- [Objective] Reproduce the entries below in full, word for word.

━━━ Excerpted records ━━━

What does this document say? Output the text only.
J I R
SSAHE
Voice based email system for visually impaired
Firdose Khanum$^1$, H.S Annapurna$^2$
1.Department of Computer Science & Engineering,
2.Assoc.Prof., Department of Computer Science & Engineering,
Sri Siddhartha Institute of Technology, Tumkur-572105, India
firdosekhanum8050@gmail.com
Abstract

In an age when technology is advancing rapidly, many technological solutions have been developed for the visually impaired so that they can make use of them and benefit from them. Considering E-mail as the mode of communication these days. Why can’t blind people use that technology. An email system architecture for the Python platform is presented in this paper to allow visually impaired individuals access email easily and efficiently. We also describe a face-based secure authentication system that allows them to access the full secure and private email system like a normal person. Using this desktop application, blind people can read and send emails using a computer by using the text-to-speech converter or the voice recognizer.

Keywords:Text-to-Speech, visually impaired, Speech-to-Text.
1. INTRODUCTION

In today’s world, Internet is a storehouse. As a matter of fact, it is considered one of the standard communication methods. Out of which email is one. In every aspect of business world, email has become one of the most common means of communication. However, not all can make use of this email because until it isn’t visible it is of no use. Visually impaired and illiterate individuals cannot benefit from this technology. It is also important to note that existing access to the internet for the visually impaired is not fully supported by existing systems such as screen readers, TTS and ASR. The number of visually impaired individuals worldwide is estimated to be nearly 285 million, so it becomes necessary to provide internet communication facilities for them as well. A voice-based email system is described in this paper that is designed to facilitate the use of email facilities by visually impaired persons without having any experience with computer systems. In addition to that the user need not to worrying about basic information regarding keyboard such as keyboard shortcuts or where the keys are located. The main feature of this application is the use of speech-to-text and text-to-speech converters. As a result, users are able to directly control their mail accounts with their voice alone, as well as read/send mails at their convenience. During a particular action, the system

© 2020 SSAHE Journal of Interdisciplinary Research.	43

━━━

- [Output of the exercise]
What does this document say? Output the text only.
J I R
SSAHE
Voice based email system for visually impaired
Firdose Khanum$^1$, H.S Annapurna$^2$
1.Department of Computer Science & Engineering,
2.Assoc.Prof., Department of Computer Science & Engineering,
Sri Siddhartha Institute of Technology, Tumkur-572105, India
firdosekhanum8050@gmail.com
Abstract

In an age when technology is advancing rapidly, many technological solutions have been developed for the visually impaired so that they can make use of them and benefit from them. Considering E-mail as the mode of communication these days. Why can’t blind people use that technology. An email system architecture for the Python platform is presented in this paper to allow visually impaired individuals access email easily and efficiently. We also describe a face-based secure authentication system that allows them to access the full secure and private email system like a normal person. Using this desktop application, blind people can read and send emails using a computer by using the text-to-speech converter or the voice recognizer.

Keywords:Text-to-Speech, visually impaired, Speech-to-Text.
1. INTRODUCTION

In today’s world, Internet is a storehouse. As a matter of fact, it is considered one of the standard communication methods. Out of which email is one. In every aspect of business world, email has become one of the most common means of communication. However, not all can make use of this email because until it isn’t visible it is of no use. Visually impaired and illiterate individuals cannot benefit from this technology. It is also important to note that existing access to the internet for the visually impaired is not fully supported by existing systems such as screen readers, TTS and ASR. The number of visually impaired individuals worldwide is estimated to be nearly 285 million, so it becomes necessary to provide internet communication facilities for them as well. A voice-based email system is described in this paper that is designed to facilitate the use of email facilities by visually impaired persons without having any experience with computer systems. In addition to that the user need not to worrying about basic information regarding keyboard such as keyboard shortcuts or where the keys are located. The main feature of this application is the use of speech-to-text and text-to-speech converters. As a result, users are able to directly control their mail accounts with their voice alone, as well as read/send mails at their convenience. During a particular action, the system

© 2020 SSAHE Journal of Interdisciplinary Research.	43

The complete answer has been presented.